◆ WORK INSTRUCTIONS ◆
Retype only what runs from the line that contains "Output the text content of this document." through the last line of the listing below, both lines included.

◆ THE INPUT ◆
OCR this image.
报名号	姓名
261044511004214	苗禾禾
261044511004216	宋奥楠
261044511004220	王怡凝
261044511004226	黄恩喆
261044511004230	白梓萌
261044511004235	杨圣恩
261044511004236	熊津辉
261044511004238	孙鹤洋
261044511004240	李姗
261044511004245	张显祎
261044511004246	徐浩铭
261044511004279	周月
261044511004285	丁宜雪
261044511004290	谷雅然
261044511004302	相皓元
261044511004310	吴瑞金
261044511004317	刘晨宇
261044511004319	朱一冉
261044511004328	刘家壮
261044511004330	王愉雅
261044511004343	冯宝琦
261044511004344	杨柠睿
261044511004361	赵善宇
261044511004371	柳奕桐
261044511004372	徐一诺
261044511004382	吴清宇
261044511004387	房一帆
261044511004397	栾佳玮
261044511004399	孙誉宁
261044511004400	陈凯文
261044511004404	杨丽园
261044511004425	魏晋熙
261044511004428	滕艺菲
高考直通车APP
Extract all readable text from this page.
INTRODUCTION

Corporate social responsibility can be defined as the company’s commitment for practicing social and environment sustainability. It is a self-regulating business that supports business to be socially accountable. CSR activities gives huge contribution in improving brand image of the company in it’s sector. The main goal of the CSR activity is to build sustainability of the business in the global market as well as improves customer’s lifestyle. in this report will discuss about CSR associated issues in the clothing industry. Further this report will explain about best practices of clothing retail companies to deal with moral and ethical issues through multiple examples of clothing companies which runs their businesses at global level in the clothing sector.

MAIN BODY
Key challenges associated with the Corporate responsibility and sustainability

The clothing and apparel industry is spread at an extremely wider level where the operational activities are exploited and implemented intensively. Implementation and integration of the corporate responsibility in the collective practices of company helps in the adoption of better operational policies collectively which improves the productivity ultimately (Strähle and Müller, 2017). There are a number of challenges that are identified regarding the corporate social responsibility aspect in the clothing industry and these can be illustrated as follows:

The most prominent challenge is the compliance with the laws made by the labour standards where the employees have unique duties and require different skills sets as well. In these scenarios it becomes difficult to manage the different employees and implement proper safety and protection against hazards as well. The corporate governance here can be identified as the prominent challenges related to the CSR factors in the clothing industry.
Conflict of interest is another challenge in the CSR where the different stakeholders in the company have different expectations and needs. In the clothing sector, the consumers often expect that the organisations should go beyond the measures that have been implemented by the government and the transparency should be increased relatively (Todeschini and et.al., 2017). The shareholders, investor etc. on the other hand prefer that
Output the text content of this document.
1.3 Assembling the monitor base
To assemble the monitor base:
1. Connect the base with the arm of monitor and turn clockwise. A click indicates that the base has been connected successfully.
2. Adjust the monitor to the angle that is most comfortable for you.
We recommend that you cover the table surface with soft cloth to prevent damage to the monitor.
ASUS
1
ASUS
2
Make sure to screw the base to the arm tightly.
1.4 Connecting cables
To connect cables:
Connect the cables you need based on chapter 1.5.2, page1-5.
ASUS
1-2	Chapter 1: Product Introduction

◆ RESPONSE ◆
Output the text content of this document.
1.3 Assembling the monitor base
To assemble the monitor base:
1. Connect the base with the arm of monitor and turn clockwise. A click indicates that the base has been connected successfully.
2. Adjust the monitor to the angle that is most comfortable for you.
We recommend that you cover the table surface with soft cloth to prevent damage to the monitor.
ASUS
1
ASUS
2
Make sure to screw the base to the arm tightly.
1.4 Connecting cables
To connect cables:
Connect the cables you need based on chapter 1.5.2, page1-5.
ASUS
1-2	Chapter 1: Product Introduction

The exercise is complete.